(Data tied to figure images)
────────────────────
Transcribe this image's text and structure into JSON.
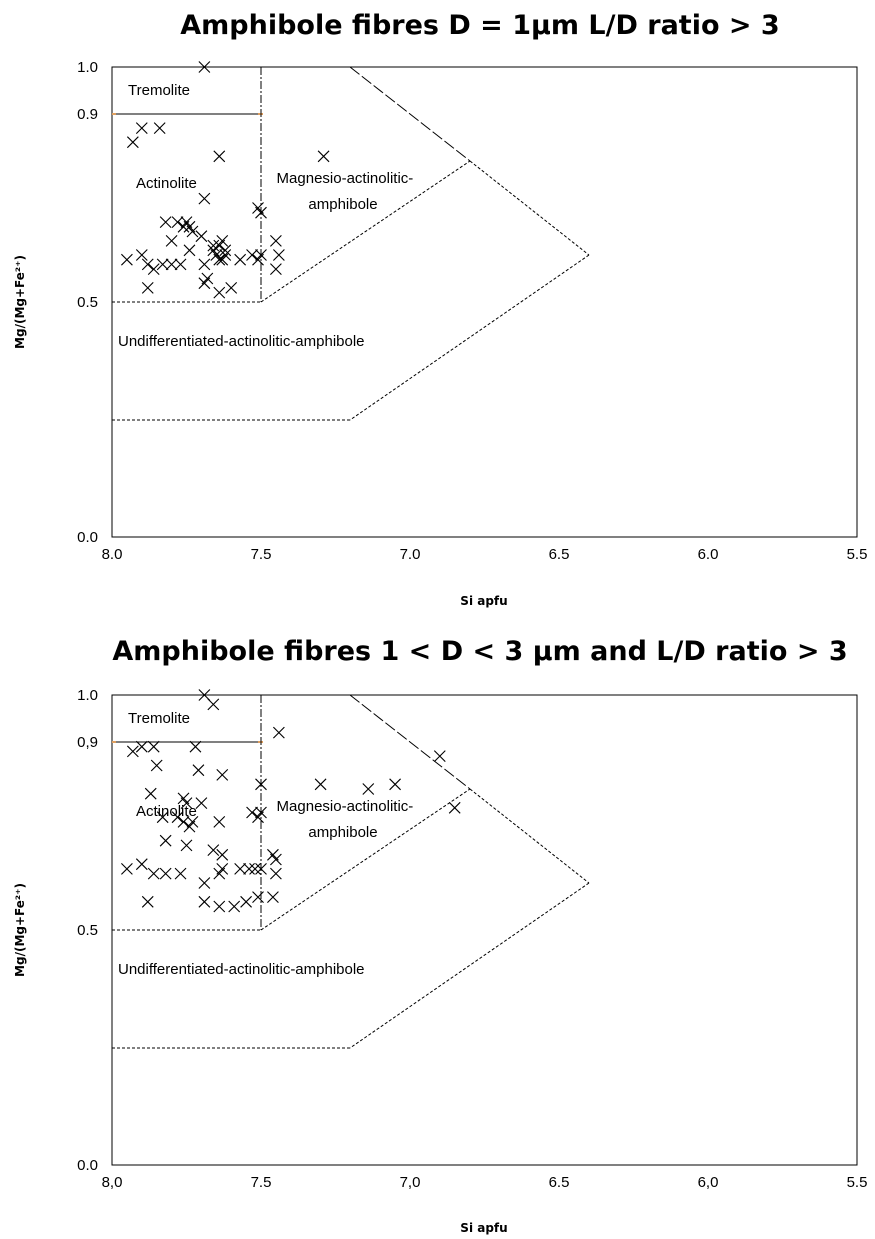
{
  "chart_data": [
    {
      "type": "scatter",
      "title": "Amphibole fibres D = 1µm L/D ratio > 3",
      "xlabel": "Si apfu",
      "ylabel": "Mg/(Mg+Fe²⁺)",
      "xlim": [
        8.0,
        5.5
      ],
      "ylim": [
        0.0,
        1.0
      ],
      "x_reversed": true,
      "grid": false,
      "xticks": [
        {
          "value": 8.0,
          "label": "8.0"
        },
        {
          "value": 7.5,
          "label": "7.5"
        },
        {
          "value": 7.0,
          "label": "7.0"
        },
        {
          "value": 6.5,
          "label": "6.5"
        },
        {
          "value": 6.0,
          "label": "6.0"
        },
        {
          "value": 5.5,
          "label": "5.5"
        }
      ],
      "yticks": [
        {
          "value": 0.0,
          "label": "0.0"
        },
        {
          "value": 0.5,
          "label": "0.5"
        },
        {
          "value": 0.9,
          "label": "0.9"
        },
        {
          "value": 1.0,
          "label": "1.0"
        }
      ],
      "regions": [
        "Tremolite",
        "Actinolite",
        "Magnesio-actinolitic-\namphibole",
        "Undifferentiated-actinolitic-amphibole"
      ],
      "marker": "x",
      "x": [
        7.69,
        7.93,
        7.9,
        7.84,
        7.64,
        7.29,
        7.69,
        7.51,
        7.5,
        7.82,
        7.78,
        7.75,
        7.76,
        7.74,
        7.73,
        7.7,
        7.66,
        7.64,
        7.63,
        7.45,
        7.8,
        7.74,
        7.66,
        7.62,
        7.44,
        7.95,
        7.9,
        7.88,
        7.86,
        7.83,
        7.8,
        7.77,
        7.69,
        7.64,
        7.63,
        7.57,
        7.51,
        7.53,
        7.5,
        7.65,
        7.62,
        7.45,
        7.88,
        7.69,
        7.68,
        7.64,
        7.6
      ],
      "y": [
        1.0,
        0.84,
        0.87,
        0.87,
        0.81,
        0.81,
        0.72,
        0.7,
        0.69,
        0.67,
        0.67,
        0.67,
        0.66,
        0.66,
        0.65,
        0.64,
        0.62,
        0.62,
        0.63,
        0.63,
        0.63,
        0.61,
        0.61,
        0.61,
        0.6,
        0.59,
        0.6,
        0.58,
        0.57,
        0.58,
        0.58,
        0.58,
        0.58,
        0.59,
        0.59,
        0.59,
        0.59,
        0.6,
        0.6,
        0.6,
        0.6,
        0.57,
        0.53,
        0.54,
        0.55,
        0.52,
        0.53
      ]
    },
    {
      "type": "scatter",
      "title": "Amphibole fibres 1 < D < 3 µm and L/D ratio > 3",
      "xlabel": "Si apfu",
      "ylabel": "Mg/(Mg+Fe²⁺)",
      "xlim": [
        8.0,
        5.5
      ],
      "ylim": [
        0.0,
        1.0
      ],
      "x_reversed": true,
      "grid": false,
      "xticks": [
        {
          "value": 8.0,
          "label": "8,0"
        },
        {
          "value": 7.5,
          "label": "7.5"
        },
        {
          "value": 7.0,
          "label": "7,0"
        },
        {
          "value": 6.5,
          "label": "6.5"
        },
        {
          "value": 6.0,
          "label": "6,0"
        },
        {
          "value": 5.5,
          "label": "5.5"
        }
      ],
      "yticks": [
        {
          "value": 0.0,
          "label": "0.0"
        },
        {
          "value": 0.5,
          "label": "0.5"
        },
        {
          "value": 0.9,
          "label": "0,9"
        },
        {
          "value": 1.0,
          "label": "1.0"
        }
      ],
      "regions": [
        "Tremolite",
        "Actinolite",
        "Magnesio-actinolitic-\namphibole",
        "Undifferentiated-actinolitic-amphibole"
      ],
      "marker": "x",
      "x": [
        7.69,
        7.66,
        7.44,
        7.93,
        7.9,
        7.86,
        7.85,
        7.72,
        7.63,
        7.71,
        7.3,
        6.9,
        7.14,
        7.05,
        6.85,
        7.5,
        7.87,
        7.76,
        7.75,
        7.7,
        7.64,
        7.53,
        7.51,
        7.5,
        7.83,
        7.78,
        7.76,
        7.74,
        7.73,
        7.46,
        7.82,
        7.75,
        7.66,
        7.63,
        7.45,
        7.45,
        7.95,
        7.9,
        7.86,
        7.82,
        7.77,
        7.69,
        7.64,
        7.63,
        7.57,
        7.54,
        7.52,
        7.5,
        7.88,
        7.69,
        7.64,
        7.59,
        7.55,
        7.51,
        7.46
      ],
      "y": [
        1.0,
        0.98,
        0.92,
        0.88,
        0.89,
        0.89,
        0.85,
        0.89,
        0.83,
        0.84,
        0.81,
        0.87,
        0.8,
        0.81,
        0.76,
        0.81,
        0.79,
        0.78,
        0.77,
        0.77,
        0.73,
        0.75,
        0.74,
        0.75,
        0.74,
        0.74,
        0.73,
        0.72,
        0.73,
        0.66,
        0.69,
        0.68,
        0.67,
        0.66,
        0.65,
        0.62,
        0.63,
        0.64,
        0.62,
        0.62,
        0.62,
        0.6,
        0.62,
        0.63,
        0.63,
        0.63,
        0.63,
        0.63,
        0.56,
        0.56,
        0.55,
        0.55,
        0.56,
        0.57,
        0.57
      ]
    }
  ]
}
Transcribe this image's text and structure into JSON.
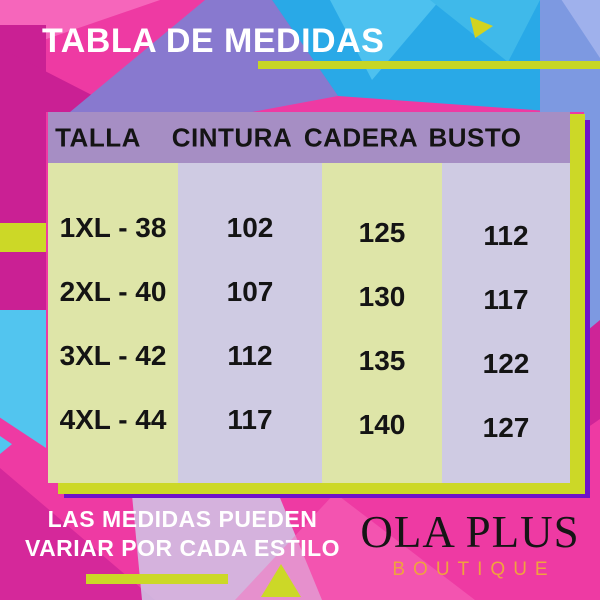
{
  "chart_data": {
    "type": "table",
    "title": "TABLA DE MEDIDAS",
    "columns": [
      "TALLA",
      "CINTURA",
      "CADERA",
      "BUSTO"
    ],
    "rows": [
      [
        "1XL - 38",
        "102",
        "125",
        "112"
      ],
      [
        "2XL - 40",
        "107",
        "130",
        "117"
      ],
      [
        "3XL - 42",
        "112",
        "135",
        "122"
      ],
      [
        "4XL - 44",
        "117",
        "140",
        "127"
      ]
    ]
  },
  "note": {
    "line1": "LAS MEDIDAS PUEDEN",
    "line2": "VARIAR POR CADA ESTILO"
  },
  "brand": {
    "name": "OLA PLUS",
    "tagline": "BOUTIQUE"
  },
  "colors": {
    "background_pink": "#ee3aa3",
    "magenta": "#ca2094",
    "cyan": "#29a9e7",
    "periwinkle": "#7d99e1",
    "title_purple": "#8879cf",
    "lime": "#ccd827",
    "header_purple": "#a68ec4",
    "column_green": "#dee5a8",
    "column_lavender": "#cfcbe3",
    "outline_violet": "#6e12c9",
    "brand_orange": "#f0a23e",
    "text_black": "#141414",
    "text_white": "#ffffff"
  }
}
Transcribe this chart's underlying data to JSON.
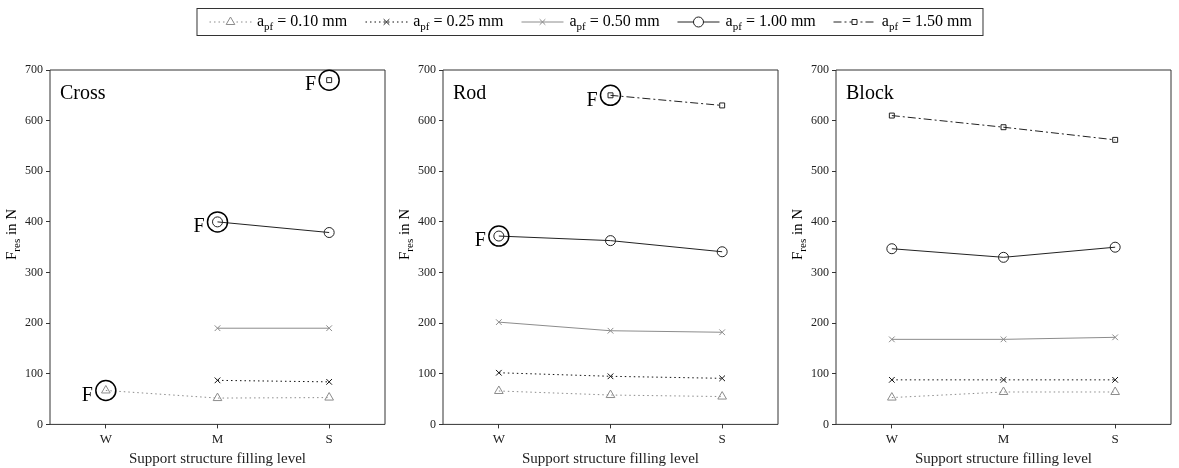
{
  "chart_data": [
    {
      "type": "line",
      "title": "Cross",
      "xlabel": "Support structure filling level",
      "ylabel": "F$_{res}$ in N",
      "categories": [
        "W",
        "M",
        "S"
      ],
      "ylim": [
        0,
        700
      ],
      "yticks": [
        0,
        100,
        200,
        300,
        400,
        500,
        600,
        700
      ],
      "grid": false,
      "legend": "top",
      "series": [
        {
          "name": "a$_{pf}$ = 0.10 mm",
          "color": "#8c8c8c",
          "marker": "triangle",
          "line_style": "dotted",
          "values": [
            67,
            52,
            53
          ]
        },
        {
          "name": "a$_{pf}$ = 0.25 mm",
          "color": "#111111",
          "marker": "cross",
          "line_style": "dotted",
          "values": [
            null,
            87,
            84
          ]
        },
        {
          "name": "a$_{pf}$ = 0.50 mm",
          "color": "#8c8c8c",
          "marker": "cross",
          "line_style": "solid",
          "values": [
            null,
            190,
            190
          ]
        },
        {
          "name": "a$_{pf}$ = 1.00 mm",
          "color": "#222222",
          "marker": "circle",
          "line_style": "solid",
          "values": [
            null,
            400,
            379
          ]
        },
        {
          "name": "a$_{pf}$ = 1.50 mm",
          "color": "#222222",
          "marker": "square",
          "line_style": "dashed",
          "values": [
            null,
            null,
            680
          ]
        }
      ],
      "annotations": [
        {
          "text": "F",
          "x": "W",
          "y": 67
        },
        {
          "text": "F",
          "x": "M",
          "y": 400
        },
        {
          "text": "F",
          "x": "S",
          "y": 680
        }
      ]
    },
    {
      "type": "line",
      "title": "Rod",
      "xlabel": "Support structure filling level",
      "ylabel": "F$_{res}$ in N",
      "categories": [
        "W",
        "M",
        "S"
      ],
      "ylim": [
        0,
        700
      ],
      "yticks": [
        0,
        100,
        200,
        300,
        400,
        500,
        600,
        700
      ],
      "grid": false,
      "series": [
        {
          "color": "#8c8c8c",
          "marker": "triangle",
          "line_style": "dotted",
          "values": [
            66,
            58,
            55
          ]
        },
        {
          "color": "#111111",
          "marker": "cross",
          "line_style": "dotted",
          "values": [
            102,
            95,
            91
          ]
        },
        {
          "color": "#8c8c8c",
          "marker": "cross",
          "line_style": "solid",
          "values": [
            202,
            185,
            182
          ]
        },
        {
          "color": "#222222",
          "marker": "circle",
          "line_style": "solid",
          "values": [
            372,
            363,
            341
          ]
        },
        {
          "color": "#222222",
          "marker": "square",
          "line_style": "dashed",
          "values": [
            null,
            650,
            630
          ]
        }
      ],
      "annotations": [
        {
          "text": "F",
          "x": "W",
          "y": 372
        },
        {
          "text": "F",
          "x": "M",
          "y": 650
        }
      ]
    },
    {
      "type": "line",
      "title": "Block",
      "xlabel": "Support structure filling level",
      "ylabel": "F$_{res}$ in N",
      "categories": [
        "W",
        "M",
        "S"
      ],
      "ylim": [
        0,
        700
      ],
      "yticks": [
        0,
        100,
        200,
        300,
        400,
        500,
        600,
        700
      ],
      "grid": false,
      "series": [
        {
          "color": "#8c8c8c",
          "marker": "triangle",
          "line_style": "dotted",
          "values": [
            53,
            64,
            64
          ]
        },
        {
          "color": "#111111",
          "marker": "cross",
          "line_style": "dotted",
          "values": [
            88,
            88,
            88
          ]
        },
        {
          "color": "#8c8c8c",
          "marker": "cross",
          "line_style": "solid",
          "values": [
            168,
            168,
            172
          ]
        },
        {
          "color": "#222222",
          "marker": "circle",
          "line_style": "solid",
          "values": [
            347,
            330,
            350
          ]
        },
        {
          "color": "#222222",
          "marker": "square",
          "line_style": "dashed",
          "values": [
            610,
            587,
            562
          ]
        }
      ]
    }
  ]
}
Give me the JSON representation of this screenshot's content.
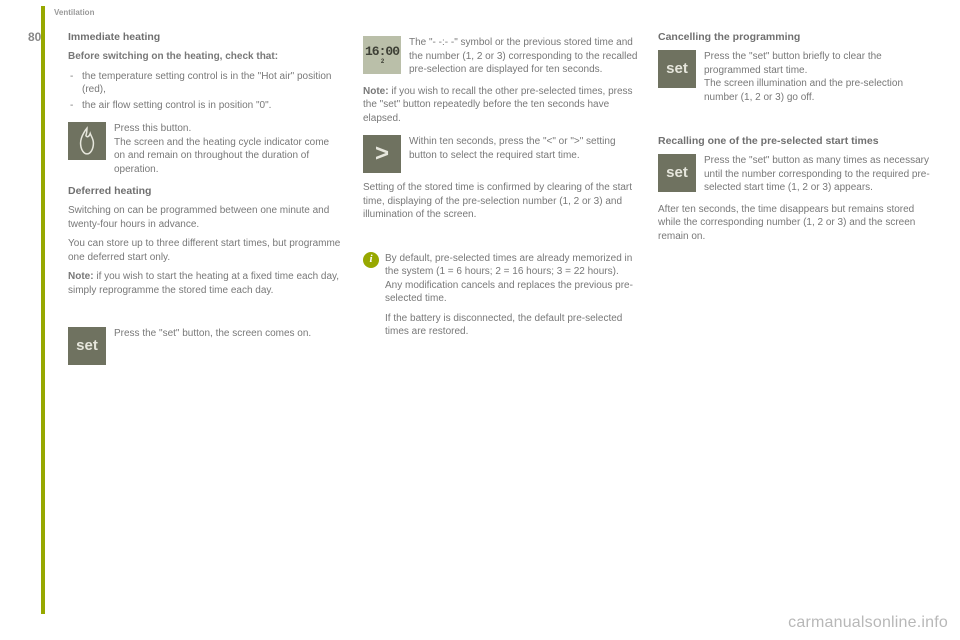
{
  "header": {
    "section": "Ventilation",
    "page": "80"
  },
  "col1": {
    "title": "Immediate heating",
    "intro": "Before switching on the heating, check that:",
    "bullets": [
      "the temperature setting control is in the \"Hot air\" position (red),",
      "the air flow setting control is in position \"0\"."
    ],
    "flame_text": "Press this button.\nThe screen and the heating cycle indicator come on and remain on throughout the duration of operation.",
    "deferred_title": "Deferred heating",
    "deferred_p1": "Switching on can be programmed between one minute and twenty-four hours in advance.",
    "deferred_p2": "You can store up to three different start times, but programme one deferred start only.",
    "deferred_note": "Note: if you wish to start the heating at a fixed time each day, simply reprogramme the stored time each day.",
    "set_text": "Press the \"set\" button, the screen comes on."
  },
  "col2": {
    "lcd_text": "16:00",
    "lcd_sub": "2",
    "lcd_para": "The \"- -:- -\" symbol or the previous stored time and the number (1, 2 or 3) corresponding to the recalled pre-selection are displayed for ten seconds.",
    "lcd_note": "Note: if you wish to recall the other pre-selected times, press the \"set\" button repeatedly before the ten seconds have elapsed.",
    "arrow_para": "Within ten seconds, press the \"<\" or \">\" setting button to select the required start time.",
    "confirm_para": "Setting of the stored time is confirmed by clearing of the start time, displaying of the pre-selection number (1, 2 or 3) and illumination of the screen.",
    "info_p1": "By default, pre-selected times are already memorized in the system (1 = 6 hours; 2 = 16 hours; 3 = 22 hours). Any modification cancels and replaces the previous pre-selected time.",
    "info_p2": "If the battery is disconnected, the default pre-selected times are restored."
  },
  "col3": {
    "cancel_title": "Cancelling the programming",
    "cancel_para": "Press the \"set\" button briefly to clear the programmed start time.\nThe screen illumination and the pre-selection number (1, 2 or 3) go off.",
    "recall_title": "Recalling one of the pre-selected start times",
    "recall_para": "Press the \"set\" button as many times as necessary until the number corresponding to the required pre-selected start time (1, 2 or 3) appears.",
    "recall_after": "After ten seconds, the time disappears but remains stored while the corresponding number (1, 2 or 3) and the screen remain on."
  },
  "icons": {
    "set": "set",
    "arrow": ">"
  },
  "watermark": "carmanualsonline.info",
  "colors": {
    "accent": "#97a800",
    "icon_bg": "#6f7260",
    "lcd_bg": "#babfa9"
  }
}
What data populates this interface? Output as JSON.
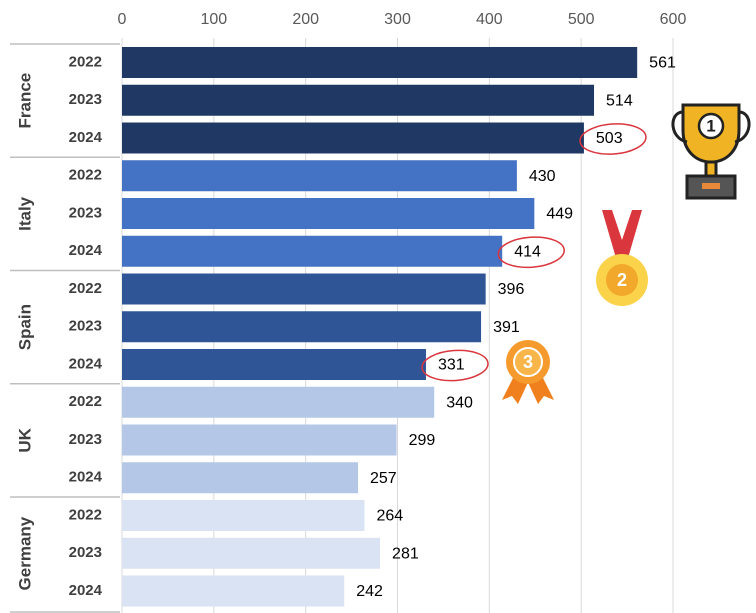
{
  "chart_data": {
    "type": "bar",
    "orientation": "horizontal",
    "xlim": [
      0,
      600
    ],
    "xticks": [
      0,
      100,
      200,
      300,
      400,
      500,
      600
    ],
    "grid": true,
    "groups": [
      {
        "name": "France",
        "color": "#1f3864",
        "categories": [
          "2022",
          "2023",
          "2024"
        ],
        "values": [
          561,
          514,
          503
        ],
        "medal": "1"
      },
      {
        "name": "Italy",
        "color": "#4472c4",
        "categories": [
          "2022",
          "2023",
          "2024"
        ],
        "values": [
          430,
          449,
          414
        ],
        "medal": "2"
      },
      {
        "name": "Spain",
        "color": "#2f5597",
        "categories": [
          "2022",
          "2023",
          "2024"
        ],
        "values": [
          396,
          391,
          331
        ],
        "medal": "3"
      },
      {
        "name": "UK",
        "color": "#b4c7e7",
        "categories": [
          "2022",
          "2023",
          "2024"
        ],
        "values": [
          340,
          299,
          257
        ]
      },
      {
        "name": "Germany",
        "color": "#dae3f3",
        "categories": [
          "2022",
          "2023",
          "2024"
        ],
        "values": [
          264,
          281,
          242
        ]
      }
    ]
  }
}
────────────────────
Looking at the records above, work out how many lines include the word "seconds", then give that number by itself.

4